- [TEXTE SOURCE]:
C. : Comment s'est passé le tournage ? Est-ce que vous avez fait plusieurs prises ? Est-ce qu'ils avaient le temps de préparer leur texte ?
F.S. : C'était un peu étrange car c'était la méthode que j'utilise depuis plusieurs films : il y a un scénario au départ qui existe, on sait comment le film commence, il y a des balises, des séquences. Cela trouble d'ailleurs les gens en Commission d'avoir un scénario presque écrit comme pour une fiction. Pour moi, c'est juste une base de travail importante car on connaît la direction du film et après, le grand pari, c'est d'être ouvert à ce qui va se passer sur le plateau et donc de pouvoir s'adapter en sachant où on veut aller. Concrètement, pour chaque scène où Nastasjia rencontrait des comédiens, il y avait des questions qui étaient préparées, des thèmes que je voulais aborder, des lieux qui avaient été choisis. Par exemple, quand Nastasjia rencontre Denis Podalydès à la Comédie française, je lui avais dit de faire les répliques de Roméo et Juliette de Shakespeare et de voir comment il réagit. Denis Podalydès, qui n'était pas au courant de cela, dit à Nastasjia que plus tard elle pourra jouer de plus grands rôles, par exemple, Roméo et Juliette. Comme on avait préparé cela à l'avance, Nastasjia a eu la dextérité d'esprit de lui dire la fameuse réplique de Roméo et Juliette et donc, il était sidéré par cette réponse qui n'aurait pas pu avoir lieu si on n'avait pas préparé à l'avance la scène. Du coup, il y a eu un échange entre eux, où il fait une vraie direction d'acteurs, il lui fait répéter la réplique, il lui donne la réplique et devient en quelque sorte son metteur en scène. La démarche du film est là : il y a une préparation qui permet parfois de faire advenir des choses incroyables.

 

C. : Tu as rencontré plusieurs acteurs pour ce film-ci et pour d'autres. Qu'est-ce qui fait qu'un acteur est exceptionnel, qu'il a du charisme ? D'où vient cette aura qui illumine un acteur plus qu'un autre ?

- [DONNÉES FOURNIES]:
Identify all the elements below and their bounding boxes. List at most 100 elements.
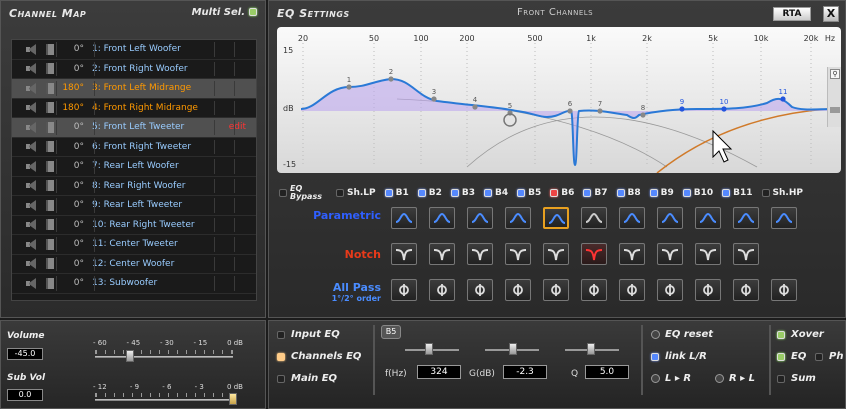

- [EXERCICE ÉCRIT 1]:
Reproduisez le passage de l'entretien sur le tournage allant de "C. : Tu as rencontré" à "qu'un autre ?".
- [EXERCICE ÉCRIT 2]:
D'après l'entretien sur le tournage, en quel lieu Nastasjia rencontre-t-elle Denis Podalydès ?
- [EXERCICE ÉCRIT 3]:
Reprenez l'entretien sur le tournage du film là où il s'interrompt.

- [RÉPONSE 1]:
C. : Tu as rencontré plusieurs acteurs pour ce film-ci et pour d'autres. Qu'est-ce qui fait qu'un acteur est exceptionnel, qu'il a du charisme ? D'où vient cette aura qui illumine un acteur plus qu'un autre ?

- [RÉPONSE 2]:
À la Comédie française.

- [RÉPONSE 3]:
F.S. : Personne n'a réussi à répondre à cette question, il y a un mystère qui plane. Mais certains acteurs sont habités. Quand j'avais 18 ans, j'avais vu Michael Lonsdale au théâtre qui jouait Beckett. Pendant dix minutes, il n'a rien dit mais tout le monde était captivé dans la salle parce qu'il avait une présence sur scène que d'autres n'ont pas. Au cinéma, c'est différent. Il y a certaines actrices qu'on ne remarquerait pas dans la rue mais la caméra (et le chef opérateur, la lumière, le cadrage) opère une sublimation. Jacques Weber dit que la caméra c'est comme une femme à séduire. Il y a ce rapport de séduction avec l'objectif qu'il n'y a pas au théâtre. Ce que je dis là, les acteurs l'ont dit. Lors du montage, on a dû faire des choix et on n'a pas pu tout mettre dans le film mais un livre, qui contient tous les propos coupés au montage, va sortir et va permettre à ceux qui s'intéressent à l'acteur (et à toutes les questions qui lui sont corrélées) d'avoir le complément du film.

 

Frédéric Sojcher, réalisateur © Camille Deboucq/Cinergie

 

C. : C'est un livre qui s'inscrit dans la suite de tes publications liées aux différentes facettes du cinéma ?
F.S. : Ici, c'est le cinéma et le théâtre. Je suis fasciné par les comédiens (comment on s'identifie à eux ? Comment on se projette ?) Un texte de théâtre doit être porté par des comédiens, un grand film est réussi grâce à ses comédiens. François Morel dit qu'un acteur est celui qui sait dire les choses entre les mots.

 

C. : Tu es parvenu à convaincre Nastasjia de prendre une décision après toutes ces rencontres ?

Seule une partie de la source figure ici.